### TASK INSTRUCTIONS
List each line of the data that holds the string "screenshot", please.

### INPUT MATERIAL
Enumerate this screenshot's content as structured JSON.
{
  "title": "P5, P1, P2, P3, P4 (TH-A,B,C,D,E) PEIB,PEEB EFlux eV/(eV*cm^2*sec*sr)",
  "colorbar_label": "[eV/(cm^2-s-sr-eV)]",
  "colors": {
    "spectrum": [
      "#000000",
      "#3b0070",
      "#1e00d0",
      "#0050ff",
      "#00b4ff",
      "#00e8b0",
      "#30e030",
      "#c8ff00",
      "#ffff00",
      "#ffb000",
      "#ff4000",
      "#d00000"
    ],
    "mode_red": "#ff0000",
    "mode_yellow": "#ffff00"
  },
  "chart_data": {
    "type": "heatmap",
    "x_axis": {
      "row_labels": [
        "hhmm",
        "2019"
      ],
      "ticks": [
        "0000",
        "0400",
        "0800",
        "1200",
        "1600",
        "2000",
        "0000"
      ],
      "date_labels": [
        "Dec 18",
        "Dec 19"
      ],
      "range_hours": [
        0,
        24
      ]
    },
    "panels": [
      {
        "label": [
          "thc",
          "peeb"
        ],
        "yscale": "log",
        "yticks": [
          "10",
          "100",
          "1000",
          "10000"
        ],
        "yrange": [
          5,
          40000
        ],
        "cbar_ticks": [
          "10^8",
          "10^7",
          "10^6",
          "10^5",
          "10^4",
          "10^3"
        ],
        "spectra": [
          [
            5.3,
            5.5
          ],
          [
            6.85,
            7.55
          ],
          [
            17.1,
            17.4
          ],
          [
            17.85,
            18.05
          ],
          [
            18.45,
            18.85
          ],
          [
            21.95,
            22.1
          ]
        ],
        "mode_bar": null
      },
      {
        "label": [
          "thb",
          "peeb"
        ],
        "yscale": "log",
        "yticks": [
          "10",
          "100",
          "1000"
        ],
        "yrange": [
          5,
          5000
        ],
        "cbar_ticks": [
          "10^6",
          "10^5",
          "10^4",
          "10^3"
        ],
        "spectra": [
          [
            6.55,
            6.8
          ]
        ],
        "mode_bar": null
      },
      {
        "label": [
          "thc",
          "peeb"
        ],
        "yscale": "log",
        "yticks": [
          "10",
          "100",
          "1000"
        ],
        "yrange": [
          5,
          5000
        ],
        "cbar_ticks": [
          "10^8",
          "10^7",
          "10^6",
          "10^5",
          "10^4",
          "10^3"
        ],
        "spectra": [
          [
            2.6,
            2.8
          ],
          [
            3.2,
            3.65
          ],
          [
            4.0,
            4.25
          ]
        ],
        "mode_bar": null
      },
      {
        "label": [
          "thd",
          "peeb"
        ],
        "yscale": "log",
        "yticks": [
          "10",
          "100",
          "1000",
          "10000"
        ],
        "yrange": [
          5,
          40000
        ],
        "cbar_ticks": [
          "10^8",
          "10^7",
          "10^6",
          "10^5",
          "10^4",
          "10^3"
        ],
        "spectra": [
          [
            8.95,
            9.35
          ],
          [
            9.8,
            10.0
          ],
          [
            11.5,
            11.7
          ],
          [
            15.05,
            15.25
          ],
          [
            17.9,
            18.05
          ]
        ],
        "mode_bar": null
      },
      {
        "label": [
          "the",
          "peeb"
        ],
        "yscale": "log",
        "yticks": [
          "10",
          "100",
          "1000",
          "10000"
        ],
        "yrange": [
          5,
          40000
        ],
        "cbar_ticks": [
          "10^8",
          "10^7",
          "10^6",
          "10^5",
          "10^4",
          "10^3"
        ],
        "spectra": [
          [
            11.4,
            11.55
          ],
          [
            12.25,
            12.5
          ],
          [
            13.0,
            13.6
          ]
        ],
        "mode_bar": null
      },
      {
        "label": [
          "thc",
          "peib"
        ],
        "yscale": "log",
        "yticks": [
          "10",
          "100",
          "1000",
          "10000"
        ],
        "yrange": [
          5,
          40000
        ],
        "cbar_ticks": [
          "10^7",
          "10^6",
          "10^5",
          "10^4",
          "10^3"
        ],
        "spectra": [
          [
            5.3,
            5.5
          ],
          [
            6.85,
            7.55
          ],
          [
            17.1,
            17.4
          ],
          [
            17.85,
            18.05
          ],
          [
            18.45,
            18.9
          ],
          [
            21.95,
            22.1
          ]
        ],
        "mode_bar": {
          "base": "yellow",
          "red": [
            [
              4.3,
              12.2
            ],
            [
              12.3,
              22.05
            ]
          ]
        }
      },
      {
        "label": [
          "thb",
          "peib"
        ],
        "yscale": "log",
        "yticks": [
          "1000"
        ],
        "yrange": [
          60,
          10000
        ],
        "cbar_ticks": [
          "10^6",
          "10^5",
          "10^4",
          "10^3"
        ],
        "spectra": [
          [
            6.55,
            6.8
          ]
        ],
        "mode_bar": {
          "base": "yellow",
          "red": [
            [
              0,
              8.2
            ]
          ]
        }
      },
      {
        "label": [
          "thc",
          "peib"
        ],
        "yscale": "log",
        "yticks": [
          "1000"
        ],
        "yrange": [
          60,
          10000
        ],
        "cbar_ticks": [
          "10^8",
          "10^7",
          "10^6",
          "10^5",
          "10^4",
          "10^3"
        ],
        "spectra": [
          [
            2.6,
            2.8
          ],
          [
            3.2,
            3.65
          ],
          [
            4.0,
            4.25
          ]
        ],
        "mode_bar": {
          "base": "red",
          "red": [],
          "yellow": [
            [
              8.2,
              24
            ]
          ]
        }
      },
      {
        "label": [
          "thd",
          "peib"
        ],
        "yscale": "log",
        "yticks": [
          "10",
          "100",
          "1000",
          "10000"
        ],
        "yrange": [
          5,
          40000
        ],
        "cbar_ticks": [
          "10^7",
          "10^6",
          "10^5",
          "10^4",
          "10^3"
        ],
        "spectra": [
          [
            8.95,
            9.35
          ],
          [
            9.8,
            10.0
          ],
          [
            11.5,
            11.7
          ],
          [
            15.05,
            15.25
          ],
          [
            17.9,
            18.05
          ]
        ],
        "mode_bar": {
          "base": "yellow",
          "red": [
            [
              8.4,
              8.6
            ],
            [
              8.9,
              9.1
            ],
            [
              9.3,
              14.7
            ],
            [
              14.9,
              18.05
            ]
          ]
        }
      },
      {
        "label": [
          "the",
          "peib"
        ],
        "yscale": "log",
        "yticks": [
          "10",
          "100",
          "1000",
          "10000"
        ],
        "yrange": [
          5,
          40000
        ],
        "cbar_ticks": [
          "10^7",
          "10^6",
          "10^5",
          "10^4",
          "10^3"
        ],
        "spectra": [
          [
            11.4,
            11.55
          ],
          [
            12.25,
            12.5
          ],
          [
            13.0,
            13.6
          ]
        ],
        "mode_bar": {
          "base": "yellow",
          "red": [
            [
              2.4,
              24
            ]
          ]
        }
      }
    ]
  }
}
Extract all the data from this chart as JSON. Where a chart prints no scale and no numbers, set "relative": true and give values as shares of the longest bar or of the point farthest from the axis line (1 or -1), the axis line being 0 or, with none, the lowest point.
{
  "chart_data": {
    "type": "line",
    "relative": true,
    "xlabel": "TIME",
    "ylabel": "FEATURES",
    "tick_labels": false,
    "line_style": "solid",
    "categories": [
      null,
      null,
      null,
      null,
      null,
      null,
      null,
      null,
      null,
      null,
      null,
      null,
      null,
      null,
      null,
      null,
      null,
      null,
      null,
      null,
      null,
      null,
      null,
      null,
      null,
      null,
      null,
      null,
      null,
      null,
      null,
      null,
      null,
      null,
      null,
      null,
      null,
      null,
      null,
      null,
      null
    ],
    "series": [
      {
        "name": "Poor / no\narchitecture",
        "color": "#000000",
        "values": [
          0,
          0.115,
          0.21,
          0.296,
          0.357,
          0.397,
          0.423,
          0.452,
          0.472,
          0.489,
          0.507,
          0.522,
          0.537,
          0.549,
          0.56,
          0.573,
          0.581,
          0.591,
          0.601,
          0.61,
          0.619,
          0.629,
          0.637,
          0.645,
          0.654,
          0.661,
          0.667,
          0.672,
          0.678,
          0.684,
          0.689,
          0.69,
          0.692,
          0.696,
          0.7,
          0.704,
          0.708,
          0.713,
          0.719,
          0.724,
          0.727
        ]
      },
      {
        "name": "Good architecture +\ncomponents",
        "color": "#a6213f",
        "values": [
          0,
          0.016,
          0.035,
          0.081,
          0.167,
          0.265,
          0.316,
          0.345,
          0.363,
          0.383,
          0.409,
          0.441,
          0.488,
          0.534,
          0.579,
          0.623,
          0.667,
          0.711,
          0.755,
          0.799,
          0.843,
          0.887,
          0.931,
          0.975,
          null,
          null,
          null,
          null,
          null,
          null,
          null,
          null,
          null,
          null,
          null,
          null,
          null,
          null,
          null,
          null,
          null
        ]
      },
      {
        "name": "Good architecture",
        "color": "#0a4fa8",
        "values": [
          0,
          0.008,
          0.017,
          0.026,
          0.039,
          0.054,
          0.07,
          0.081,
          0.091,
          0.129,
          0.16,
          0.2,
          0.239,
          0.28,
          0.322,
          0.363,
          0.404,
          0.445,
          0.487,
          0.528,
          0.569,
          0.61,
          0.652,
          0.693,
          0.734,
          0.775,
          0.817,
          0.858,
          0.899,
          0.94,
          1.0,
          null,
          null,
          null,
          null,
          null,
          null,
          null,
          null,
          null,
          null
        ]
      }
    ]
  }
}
--
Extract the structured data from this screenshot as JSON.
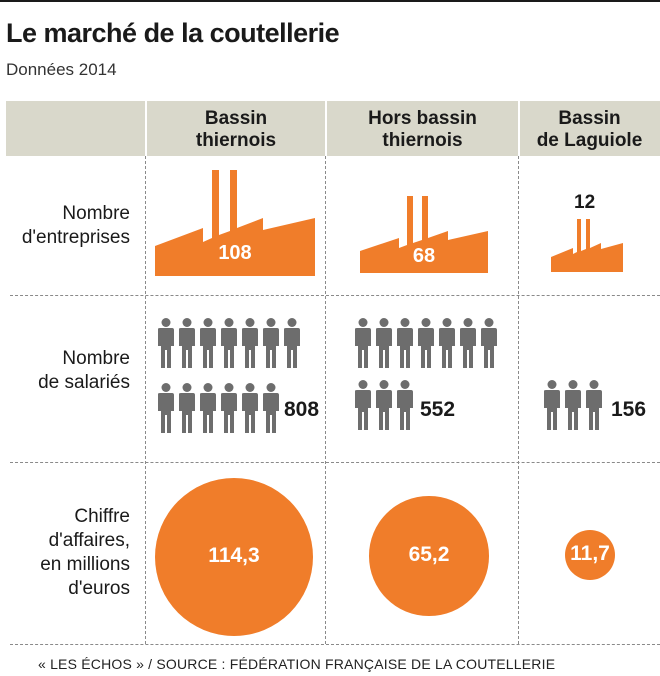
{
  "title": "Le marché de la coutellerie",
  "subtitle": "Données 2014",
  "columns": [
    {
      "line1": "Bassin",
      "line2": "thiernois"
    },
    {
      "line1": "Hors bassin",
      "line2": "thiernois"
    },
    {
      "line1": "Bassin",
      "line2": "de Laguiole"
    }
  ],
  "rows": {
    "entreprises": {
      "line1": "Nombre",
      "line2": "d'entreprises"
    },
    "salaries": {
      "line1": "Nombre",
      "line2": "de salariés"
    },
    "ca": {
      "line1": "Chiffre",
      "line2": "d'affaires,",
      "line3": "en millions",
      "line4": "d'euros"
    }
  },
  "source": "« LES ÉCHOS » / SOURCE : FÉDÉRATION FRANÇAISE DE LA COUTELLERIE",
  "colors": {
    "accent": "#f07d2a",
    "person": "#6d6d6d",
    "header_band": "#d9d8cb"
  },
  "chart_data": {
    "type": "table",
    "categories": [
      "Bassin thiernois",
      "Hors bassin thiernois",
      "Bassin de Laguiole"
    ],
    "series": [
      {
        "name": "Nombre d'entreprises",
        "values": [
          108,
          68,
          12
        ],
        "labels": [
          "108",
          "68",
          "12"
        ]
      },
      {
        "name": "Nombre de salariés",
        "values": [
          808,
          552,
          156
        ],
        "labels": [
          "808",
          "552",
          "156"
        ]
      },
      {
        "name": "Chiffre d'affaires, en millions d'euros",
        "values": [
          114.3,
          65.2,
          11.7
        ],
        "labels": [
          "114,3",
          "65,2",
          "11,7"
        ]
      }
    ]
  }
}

### TASK OUTPUT
Enumerate this screenshot's content as structured JSON.
Extract the structured data from this screenshot as JSON.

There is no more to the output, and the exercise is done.